* _Information supplied_
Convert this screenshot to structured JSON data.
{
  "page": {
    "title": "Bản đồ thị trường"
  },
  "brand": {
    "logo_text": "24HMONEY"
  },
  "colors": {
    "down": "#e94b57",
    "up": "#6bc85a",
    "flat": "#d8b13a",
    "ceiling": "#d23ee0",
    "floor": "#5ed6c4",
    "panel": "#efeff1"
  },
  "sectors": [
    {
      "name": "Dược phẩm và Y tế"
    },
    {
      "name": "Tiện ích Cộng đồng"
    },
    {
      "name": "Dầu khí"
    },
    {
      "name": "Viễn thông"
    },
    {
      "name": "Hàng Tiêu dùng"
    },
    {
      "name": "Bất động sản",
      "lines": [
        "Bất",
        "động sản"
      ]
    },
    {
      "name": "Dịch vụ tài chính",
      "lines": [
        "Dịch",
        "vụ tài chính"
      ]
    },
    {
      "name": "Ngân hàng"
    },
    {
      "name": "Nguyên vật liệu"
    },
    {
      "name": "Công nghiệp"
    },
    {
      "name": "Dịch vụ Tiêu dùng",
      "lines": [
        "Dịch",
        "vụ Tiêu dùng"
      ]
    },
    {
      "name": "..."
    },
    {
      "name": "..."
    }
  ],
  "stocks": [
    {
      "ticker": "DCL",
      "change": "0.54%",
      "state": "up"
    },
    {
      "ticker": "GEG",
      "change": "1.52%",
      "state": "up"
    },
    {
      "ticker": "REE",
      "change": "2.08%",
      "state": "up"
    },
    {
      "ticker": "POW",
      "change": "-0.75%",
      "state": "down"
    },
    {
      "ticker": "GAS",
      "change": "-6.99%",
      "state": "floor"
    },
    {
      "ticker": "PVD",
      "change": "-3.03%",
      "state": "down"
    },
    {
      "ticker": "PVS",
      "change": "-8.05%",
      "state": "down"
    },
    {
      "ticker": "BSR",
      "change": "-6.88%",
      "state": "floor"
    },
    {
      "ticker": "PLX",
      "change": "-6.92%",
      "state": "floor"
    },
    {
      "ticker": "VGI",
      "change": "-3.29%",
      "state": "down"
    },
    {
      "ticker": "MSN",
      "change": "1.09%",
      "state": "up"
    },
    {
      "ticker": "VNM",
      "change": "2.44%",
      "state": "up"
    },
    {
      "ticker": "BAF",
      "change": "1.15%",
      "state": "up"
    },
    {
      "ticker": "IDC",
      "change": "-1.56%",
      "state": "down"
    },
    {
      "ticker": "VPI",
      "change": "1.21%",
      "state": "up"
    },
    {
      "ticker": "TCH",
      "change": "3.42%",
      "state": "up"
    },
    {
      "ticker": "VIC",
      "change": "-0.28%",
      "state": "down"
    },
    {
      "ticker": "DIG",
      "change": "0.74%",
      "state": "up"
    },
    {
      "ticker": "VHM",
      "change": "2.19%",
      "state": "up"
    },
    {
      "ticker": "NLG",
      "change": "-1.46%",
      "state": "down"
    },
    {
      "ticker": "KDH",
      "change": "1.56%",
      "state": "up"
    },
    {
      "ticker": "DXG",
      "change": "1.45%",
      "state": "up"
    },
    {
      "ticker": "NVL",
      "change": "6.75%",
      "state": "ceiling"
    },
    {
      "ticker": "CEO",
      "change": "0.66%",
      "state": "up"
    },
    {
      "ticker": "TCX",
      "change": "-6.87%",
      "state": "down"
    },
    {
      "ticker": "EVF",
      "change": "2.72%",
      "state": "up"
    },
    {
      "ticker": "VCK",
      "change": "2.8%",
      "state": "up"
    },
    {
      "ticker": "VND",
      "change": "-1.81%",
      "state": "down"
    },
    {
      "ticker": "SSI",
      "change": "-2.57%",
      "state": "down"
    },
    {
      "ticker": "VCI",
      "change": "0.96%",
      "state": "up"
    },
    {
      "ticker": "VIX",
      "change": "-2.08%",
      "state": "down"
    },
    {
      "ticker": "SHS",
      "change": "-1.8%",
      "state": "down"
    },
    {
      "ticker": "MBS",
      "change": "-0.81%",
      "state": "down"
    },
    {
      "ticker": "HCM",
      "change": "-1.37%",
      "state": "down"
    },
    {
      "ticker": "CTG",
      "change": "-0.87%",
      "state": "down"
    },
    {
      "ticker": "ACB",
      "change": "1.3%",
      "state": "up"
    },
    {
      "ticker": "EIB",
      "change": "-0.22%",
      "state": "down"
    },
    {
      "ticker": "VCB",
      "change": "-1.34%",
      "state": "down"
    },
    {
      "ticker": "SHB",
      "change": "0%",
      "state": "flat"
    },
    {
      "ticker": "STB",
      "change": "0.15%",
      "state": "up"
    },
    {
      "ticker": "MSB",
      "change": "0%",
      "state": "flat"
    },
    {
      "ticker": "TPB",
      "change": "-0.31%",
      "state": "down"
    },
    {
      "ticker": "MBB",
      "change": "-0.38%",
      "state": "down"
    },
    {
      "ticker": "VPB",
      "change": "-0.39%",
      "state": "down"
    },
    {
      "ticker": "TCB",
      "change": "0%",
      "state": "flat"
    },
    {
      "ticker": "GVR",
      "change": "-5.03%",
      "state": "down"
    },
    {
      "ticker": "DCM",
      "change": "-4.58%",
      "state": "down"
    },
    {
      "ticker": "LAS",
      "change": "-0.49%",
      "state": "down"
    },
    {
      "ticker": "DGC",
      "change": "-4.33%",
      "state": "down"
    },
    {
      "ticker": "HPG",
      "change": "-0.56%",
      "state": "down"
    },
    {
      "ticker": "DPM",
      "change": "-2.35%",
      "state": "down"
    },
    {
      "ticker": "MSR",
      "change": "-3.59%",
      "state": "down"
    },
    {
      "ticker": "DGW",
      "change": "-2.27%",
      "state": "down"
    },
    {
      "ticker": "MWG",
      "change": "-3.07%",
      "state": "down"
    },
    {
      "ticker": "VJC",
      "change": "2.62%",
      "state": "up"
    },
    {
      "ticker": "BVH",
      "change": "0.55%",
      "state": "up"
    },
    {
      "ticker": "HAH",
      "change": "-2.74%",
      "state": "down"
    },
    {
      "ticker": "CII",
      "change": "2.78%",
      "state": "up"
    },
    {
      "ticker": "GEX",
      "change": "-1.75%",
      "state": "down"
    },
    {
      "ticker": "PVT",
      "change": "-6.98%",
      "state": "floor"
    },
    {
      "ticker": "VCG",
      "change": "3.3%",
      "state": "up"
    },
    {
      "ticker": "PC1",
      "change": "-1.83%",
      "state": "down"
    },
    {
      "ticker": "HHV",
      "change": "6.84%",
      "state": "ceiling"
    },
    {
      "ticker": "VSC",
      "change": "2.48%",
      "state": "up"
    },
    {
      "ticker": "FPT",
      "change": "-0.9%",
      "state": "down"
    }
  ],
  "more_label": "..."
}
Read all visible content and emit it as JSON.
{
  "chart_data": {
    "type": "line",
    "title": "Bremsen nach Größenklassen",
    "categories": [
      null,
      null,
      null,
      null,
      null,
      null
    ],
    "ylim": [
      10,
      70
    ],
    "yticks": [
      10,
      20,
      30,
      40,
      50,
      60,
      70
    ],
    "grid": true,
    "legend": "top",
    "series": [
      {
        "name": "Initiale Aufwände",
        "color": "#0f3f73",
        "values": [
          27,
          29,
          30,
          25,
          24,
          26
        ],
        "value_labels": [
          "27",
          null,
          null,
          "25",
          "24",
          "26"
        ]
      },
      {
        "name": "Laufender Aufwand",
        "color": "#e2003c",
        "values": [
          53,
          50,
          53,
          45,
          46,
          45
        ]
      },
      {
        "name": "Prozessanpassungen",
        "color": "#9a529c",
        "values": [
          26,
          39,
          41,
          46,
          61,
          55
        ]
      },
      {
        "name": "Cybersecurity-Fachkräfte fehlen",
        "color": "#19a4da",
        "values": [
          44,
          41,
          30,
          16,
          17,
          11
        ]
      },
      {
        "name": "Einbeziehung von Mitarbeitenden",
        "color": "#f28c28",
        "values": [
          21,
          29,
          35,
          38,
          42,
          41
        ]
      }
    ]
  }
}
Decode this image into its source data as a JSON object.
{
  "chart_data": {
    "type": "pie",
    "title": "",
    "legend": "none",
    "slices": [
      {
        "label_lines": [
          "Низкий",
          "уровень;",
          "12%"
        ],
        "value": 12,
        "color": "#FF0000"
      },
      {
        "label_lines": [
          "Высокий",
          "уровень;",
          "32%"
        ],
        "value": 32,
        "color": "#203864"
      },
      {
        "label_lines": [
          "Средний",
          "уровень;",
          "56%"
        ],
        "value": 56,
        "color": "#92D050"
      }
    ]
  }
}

* _Written task_
Read the entries above, then pull out the lines that include "JSON".

* _Written response_
Convert this screenshot to structured JSON data.
Read all visible content and emit it as JSON.
Decode this image into its source data as a JSON object.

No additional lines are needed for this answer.